Please copy all the lines that follow, word for word.

[Data extracted from a collection]
- - -
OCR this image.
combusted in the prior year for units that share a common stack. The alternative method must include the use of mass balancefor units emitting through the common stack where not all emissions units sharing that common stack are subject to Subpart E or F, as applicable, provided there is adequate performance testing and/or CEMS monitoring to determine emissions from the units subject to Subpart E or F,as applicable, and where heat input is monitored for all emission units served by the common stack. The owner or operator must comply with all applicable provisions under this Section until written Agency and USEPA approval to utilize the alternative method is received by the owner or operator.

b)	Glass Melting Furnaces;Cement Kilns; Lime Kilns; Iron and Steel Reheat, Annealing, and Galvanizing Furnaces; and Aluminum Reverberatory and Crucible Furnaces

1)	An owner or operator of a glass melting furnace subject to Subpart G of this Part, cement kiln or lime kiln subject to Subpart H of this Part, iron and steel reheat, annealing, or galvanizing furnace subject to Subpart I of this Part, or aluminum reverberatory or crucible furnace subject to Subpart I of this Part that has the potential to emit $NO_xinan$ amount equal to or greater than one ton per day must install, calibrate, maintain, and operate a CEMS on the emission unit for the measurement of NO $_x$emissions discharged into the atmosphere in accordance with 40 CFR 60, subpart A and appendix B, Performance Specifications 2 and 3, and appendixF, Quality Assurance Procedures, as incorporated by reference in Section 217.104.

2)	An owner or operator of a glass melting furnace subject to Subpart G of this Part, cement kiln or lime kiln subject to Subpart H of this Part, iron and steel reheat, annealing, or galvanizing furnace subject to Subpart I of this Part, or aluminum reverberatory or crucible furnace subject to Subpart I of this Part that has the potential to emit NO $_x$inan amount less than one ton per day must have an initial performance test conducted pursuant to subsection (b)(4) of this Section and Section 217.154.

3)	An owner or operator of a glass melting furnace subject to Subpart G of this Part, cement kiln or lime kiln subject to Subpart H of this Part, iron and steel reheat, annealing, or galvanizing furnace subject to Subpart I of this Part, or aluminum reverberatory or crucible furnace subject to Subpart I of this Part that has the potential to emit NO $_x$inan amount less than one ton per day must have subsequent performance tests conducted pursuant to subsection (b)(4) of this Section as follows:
- - -
[Final result]
OCR this image.
combusted in the prior year for units that share a common stack. The alternative method must include the use of mass balancefor units emitting through the common stack where not all emissions units sharing that common stack are subject to Subpart E or F, as applicable, provided there is adequate performance testing and/or CEMS monitoring to determine emissions from the units subject to Subpart E or F,as applicable, and where heat input is monitored for all emission units served by the common stack. The owner or operator must comply with all applicable provisions under this Section until written Agency and USEPA approval to utilize the alternative method is received by the owner or operator.

b)	Glass Melting Furnaces;Cement Kilns; Lime Kilns; Iron and Steel Reheat, Annealing, and Galvanizing Furnaces; and Aluminum Reverberatory and Crucible Furnaces

1)	An owner or operator of a glass melting furnace subject to Subpart G of this Part, cement kiln or lime kiln subject to Subpart H of this Part, iron and steel reheat, annealing, or galvanizing furnace subject to Subpart I of this Part, or aluminum reverberatory or crucible furnace subject to Subpart I of this Part that has the potential to emit $NO_xinan$ amount equal to or greater than one ton per day must install, calibrate, maintain, and operate a CEMS on the emission unit for the measurement of NO $_x$emissions discharged into the atmosphere in accordance with 40 CFR 60, subpart A and appendix B, Performance Specifications 2 and 3, and appendixF, Quality Assurance Procedures, as incorporated by reference in Section 217.104.

2)	An owner or operator of a glass melting furnace subject to Subpart G of this Part, cement kiln or lime kiln subject to Subpart H of this Part, iron and steel reheat, annealing, or galvanizing furnace subject to Subpart I of this Part, or aluminum reverberatory or crucible furnace subject to Subpart I of this Part that has the potential to emit NO $_x$inan amount less than one ton per day must have an initial performance test conducted pursuant to subsection (b)(4) of this Section and Section 217.154.

3)	An owner or operator of a glass melting furnace subject to Subpart G of this Part, cement kiln or lime kiln subject to Subpart H of this Part, iron and steel reheat, annealing, or galvanizing furnace subject to Subpart I of this Part, or aluminum reverberatory or crucible furnace subject to Subpart I of this Part that has the potential to emit NO $_x$inan amount less than one ton per day must have subsequent performance tests conducted pursuant to subsection (b)(4) of this Section as follows:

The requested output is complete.